┌─ Source passage
ITEM 6:  CONTRACTS, ARRANGEMENTS, UNDERSTANDINGS OR RELATIONSHIPS WITH RESPECT
         TO SECURITIES OF THE ISSUER

         In February 1997, the Issuer and Cameron entered into a Loan and
Security Agreement and related documents, whereby Cameron was issued a
Convertible Note by the Issuer in the principal amount of $4 million. In
February 1998, Cameron filed a lawsuit against the Issuer and Rubin, alleging
breach of contract and breach of fiduciary duty, among other claims.\

         Cameron, the Issuer and Rubin entered into the Settlement Agreement on
February 18, 1998. The Settlement Agreement required the Issuer to make a cash
payment to Cameron in the amount of $1,300,000 and convert the remaining
outstanding principal amount of the Convertible Note into 670,000 shares (post 1
for 10 reverse split) of Common Stock.

- --------
*        Percentages are calculated in accordance with Rule 13d-3(d)(1) on the
         basis of 7,604,717 outstanding shares of Common Stock, as reported to
         the Reporting Person by an authorized representative of the Issuer (as
         of the filing of this Schedule 13D, the Issuer's Quarterly Report on
         Form 10-Q for the quarter ended December 31, 1997 has not been filed,
         and the Reporting Person has reason to believe that the information on
         file with the Commission is not current), and as adjusted for the
         670,000 shares of Common stock issued, in the aggregate, to the
         Reporting Person pursuant to the Settlement Agreement.

                                Page 3 of 5 Pages

<PAGE>   6



ITEM 7:  MATERIAL TO BE FILED AS EXHIBITS

         EXHIBIT A
         The Settlement Agreement



                                Page 4 of 5 Pages

<PAGE>   7



                                    SIGNATURE

After reasonable inquiry and to the best of my knowledge and belief, I certify
that the information set forth in this statement is true, complete and correct.

Dated:  February 26, 1998           CAMERON CAPITAL LTD.


                                    By: /s/ Nic Snelling
                                        ----------------------------------------
                                    Name:   Nic Snelling
                                    Title:  Chief Financial Officer

                                Page 5 of 5 Pages

<PAGE>   8

                                 EXHIBIT INDEX

         EXHIBIT
         NUMBER            DESCRIPTION OF DOCUMENT
         -------           -----------------------
          99.A             Settlement Agreement & Release



<PAGE>   1


                                                                       EXHIBIT A

                                   SETTLEMENT
                              AGREEMENT AND RELEASE

         This Settlement Agreement and Release (hereinafter "Agreement") is
entered into as of the 18th day of February, 1998, by and between plaintiff
Cameron Capital Ltd. and defendants Country Star Restaurants, Inc. and Dan Rubin
according to the following terms and conditions:

                                        I
                                   DEFINITIONS

         1.1  As used herein, "Cameron" and/or "Plaintiff" refers collectively
to Cameron Capital Ltd., a Bermuda limited company, and all of its predecessors
and successors in interest, parent and subsidiary corporations, divisions,
affiliates, and related entities, as well as all of their present, former and
future officers, directors, stockholders, employees, agents, representatives,
attorneys, and insurers.
└─
Task set:
a) According to the Schedule 13D excerpt, how much cash did the Settlement Agreement require the Issuer to pay Cameron?
b) Condense the paragraph of the Schedule 13D excerpt that begins "Cameron, the Issuer and Rubin entered into" into a short bulleted list of its main facts.
c) Edit a passage from the Schedule 13D excerpt and give it again, starting at the words "Page 4 of 5" and stopping after "complete and correct.", with "reasonable inquiry" changed to "diligent inquiry".
┌─ Raw records
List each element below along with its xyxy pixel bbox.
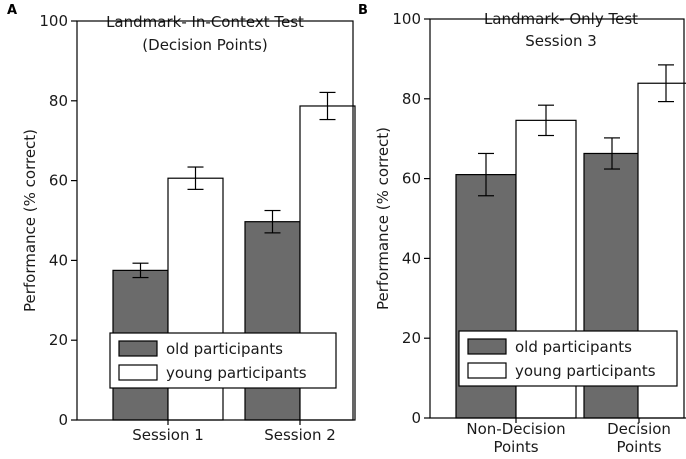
└─
┌─ Raw records
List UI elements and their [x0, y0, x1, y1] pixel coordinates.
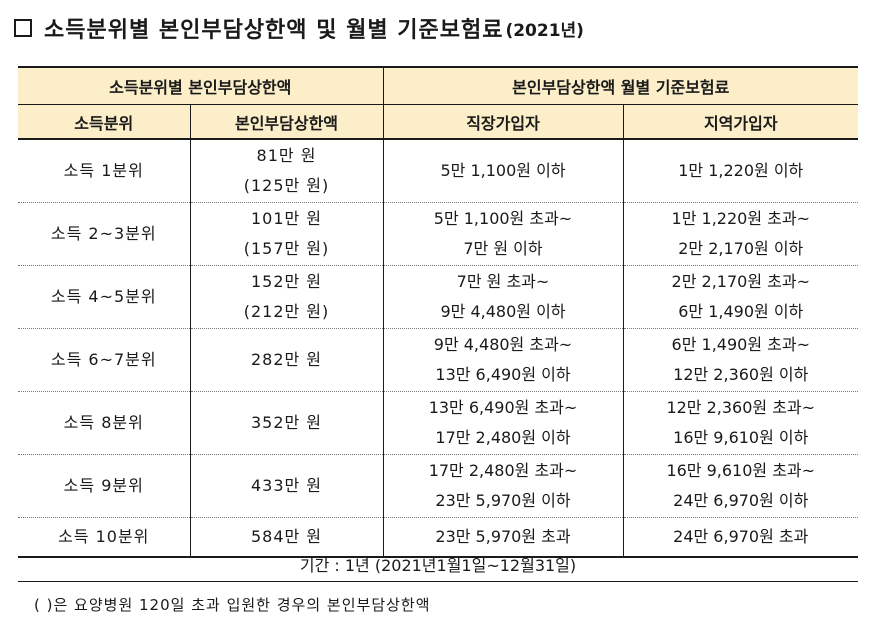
└─
Task answers:
a) $1,300,000

b)
- Cameron, the Issuer and Rubin signed the Settlement Agreement on February 18, 1998.
- The Issuer had to pay Cameron $1,300,000 in cash.
- The remaining outstanding principal of the Convertible Note was to be converted into 670,000 shares of Common Stock, counted after a 1-for-10 reverse split.

c)
Page 4 of 5 Pages

<PAGE>   7



                                    SIGNATURE

After diligent inquiry and to the best of my knowledge and belief, I certify
that the information set forth in this statement is true, complete and correct.